● **THE RECORDS**
==========

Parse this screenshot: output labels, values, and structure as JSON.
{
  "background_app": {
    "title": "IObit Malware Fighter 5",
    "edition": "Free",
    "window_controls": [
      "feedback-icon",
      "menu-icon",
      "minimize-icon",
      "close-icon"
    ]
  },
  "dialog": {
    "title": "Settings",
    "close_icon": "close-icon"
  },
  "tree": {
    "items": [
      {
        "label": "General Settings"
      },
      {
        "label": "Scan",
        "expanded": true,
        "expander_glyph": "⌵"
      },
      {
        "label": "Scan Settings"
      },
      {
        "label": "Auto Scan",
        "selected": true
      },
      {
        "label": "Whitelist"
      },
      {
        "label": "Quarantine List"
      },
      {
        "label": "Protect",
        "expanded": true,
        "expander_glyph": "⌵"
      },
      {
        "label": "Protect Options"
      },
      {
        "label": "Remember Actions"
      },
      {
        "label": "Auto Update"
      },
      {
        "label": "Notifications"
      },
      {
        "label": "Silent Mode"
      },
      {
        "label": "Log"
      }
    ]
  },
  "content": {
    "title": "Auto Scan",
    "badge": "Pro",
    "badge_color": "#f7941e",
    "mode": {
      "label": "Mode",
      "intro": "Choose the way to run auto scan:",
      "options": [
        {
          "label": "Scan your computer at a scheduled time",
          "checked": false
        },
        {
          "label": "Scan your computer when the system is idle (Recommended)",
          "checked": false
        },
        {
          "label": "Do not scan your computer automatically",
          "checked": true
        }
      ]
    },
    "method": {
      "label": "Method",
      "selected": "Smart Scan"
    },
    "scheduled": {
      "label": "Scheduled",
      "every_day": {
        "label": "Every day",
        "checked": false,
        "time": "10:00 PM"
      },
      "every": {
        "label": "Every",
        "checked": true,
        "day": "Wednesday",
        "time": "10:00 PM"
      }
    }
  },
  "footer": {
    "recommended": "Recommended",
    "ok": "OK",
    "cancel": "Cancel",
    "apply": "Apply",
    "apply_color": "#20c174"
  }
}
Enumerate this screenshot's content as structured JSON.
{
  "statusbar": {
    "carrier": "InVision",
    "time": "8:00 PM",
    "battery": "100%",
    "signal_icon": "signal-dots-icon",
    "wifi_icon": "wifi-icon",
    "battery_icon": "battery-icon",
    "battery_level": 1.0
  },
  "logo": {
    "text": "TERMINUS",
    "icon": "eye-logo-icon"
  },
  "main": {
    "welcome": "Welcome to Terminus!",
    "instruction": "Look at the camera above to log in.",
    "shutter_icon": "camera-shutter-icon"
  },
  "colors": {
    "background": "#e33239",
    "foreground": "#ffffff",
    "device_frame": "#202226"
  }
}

==========

● **GIVEN TASK**
From the listing above, extract all records word for word.

● **SOLVED PROBLEM**
Parse this screenshot: output labels, values, and structure as JSON.
{
  "background_app": {
    "title": "IObit Malware Fighter 5",
    "edition": "Free",
    "window_controls": [
      "feedback-icon",
      "menu-icon",
      "minimize-icon",
      "close-icon"
    ]
  },
  "dialog": {
    "title": "Settings",
    "close_icon": "close-icon"
  },
  "tree": {
    "items": [
      {
        "label": "General Settings"
      },
      {
        "label": "Scan",
        "expanded": true,
        "expander_glyph": "⌵"
      },
      {
        "label": "Scan Settings"
      },
      {
        "label": "Auto Scan",
        "selected": true
      },
      {
        "label": "Whitelist"
      },
      {
        "label": "Quarantine List"
      },
      {
        "label": "Protect",
        "expanded": true,
        "expander_glyph": "⌵"
      },
      {
        "label": "Protect Options"
      },
      {
        "label": "Remember Actions"
      },
      {
        "label": "Auto Update"
      },
      {
        "label": "Notifications"
      },
      {
        "label": "Silent Mode"
      },
      {
        "label": "Log"
      }
    ]
  },
  "content": {
    "title": "Auto Scan",
    "badge": "Pro",
    "badge_color": "#f7941e",
    "mode": {
      "label": "Mode",
      "intro": "Choose the way to run auto scan:",
      "options": [
        {
          "label": "Scan your computer at a scheduled time",
          "checked": false
        },
        {
          "label": "Scan your computer when the system is idle (Recommended)",
          "checked": false
        },
        {
          "label": "Do not scan your computer automatically",
          "checked": true
        }
      ]
    },
    "method": {
      "label": "Method",
      "selected": "Smart Scan"
    },
    "scheduled": {
      "label": "Scheduled",
      "every_day": {
        "label": "Every day",
        "checked": false,
        "time": "10:00 PM"
      },
      "every": {
        "label": "Every",
        "checked": true,
        "day": "Wednesday",
        "time": "10:00 PM"
      }
    }
  },
  "footer": {
    "recommended": "Recommended",
    "ok": "OK",
    "cancel": "Cancel",
    "apply": "Apply",
    "apply_color": "#20c174"
  }
}
Enumerate this screenshot's content as structured JSON.
{
  "statusbar": {
    "carrier": "InVision",
    "time": "8:00 PM",
    "battery": "100%",
    "signal_icon": "signal-dots-icon",
    "wifi_icon": "wifi-icon",
    "battery_icon": "battery-icon",
    "battery_level": 1.0
  },
  "logo": {
    "text": "TERMINUS",
    "icon": "eye-logo-icon"
  },
  "main": {
    "welcome": "Welcome to Terminus!",
    "instruction": "Look at the camera above to log in.",
    "shutter_icon": "camera-shutter-icon"
  },
  "colors": {
    "background": "#e33239",
    "foreground": "#ffffff",
    "device_frame": "#202226"
  }
}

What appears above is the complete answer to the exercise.